(Records from a dataset)
==*==

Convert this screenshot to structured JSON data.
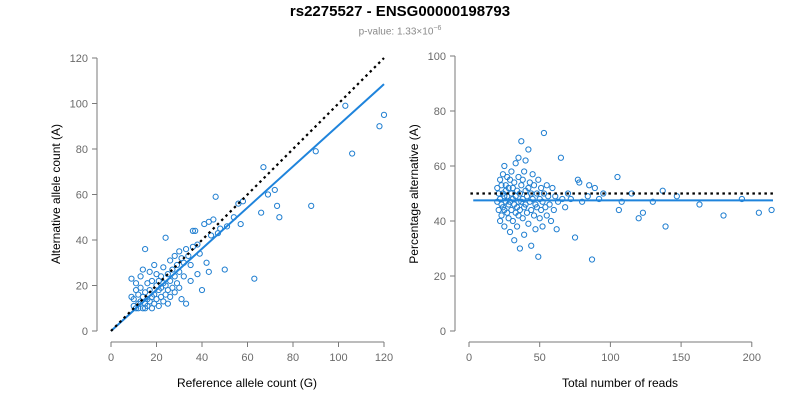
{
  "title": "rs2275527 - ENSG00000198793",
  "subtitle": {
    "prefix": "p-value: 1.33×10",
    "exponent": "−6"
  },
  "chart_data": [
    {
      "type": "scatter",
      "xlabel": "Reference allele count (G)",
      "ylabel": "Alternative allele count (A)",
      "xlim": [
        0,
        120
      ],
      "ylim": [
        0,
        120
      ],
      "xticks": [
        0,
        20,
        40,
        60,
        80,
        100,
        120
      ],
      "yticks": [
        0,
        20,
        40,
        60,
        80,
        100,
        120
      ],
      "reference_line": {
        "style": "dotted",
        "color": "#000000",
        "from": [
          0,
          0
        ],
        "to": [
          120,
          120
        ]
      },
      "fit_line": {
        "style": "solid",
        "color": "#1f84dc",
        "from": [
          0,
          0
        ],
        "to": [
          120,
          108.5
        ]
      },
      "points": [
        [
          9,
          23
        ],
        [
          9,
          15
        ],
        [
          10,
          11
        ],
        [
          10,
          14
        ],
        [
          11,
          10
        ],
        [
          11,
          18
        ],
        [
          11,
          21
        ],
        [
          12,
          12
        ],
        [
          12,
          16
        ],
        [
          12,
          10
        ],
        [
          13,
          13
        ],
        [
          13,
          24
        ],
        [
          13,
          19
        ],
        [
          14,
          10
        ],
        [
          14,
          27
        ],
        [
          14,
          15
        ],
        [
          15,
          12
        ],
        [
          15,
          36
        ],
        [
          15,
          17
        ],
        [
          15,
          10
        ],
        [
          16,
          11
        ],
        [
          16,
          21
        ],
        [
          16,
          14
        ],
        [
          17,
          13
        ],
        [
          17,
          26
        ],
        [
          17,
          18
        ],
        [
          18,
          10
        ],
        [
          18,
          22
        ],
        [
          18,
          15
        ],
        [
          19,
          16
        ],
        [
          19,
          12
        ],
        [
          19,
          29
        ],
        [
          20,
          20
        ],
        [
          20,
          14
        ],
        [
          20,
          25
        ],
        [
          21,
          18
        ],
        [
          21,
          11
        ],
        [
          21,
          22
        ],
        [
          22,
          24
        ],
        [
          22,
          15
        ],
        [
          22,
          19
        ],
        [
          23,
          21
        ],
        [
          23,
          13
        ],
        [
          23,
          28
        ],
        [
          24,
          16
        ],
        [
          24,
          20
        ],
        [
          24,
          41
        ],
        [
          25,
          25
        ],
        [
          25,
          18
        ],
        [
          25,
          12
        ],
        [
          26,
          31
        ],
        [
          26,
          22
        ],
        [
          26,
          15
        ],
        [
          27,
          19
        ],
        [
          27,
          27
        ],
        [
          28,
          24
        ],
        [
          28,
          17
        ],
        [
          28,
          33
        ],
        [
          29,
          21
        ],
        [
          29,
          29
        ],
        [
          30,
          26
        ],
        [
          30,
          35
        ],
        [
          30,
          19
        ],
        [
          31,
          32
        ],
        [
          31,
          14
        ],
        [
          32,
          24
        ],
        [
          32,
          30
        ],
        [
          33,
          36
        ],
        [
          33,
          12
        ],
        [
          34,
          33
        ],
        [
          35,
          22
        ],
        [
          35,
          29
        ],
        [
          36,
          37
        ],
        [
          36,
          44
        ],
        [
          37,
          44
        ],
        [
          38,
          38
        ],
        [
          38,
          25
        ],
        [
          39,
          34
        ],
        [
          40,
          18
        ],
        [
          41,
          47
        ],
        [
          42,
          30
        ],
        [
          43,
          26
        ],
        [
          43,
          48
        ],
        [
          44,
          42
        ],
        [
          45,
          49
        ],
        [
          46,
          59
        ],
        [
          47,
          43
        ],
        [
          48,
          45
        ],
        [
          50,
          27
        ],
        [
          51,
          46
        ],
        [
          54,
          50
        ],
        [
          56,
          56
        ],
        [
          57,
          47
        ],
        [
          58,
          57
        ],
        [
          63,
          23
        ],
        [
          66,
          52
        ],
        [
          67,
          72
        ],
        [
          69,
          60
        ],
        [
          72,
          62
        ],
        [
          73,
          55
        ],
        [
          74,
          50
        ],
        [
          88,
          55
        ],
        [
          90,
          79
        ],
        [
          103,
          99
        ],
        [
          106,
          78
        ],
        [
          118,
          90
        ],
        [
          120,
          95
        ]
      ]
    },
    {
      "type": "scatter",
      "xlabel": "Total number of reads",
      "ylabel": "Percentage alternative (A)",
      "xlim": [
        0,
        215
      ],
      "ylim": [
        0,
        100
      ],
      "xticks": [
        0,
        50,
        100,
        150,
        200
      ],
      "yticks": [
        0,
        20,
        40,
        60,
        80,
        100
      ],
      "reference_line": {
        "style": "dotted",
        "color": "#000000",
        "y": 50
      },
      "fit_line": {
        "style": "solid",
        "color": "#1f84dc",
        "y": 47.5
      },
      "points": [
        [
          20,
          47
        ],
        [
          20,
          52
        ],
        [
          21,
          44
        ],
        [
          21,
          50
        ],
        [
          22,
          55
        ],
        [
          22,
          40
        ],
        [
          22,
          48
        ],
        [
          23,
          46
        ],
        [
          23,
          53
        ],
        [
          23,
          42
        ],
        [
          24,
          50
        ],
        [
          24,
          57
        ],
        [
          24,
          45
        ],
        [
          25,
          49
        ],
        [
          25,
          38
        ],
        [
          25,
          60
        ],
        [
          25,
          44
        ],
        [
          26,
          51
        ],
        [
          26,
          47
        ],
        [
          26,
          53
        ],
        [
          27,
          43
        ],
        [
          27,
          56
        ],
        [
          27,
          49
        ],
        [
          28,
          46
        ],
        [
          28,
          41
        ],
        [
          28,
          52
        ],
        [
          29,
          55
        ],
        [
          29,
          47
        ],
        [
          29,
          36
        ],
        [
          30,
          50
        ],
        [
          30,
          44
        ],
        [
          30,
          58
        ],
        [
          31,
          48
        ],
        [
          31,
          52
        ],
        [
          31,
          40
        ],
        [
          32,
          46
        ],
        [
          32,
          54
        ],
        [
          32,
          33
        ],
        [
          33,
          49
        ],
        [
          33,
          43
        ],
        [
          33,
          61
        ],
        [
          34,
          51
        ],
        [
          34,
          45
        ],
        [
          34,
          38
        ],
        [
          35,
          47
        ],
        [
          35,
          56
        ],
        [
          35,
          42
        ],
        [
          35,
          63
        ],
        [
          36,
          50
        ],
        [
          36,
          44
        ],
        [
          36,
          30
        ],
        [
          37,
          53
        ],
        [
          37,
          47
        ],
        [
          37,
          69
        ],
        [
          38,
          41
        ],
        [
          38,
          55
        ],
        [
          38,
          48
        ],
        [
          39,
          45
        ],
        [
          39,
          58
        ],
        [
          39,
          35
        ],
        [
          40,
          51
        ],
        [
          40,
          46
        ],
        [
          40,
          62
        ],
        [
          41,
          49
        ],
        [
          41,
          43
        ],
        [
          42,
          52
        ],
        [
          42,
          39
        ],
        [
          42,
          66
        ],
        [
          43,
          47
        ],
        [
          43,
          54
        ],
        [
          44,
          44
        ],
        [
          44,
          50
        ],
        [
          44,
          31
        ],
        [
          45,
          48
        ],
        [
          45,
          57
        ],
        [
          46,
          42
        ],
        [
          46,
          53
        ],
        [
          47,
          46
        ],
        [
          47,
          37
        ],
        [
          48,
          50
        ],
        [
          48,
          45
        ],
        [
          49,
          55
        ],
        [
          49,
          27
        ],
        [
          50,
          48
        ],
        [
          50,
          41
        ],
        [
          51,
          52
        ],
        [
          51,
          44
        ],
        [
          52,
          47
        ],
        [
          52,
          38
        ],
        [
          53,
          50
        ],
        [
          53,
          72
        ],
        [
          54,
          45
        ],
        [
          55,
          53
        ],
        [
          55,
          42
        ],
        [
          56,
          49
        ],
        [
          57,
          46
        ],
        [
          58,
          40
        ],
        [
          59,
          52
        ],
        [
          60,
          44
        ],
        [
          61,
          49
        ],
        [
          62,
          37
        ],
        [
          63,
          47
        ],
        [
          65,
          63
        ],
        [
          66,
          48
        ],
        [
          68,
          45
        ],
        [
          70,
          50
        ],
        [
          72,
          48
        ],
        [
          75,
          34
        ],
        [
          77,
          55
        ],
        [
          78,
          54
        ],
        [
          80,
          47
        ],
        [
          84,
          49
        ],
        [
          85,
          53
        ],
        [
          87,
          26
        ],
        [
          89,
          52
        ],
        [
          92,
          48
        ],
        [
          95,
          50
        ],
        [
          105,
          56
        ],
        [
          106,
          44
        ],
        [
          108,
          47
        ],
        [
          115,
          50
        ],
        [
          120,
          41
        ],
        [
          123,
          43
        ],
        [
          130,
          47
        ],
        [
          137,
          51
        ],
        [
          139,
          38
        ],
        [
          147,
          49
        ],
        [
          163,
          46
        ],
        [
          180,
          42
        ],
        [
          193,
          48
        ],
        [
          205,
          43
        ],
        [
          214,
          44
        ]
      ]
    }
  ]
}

==*==

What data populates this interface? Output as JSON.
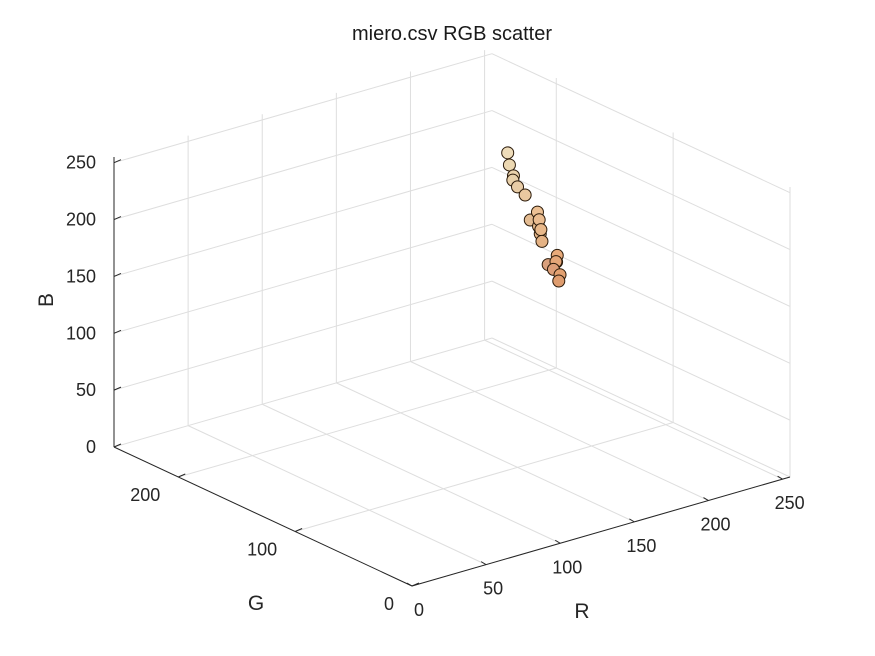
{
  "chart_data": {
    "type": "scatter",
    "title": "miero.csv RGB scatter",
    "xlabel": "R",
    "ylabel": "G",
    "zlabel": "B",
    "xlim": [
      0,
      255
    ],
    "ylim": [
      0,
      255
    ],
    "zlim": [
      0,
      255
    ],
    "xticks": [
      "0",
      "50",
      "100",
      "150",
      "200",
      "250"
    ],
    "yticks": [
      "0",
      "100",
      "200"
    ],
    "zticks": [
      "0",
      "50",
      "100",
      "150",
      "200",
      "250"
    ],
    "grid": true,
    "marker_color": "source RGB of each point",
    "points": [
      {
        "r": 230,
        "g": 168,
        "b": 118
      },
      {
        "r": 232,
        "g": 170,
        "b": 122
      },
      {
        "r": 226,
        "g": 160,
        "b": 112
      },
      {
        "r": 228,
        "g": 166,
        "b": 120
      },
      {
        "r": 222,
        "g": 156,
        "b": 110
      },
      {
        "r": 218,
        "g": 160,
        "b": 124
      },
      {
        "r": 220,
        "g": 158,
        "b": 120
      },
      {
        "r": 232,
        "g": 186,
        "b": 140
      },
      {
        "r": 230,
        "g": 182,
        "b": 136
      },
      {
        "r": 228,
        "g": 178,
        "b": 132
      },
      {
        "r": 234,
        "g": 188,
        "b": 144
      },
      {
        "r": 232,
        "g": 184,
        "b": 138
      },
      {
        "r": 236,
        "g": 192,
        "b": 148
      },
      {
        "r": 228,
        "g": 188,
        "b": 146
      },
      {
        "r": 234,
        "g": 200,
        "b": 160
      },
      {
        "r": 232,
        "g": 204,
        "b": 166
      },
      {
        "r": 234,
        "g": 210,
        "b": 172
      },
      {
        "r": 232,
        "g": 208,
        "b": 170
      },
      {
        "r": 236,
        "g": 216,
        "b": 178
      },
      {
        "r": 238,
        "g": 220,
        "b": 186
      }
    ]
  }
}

==*==

— The problem —
Using the records above, copy each line that contains "xlabel".

— The reply —
      "xlabel": "Reference allele count (G)",
      "xlabel": "Total number of reads",
    "xlabel": "R",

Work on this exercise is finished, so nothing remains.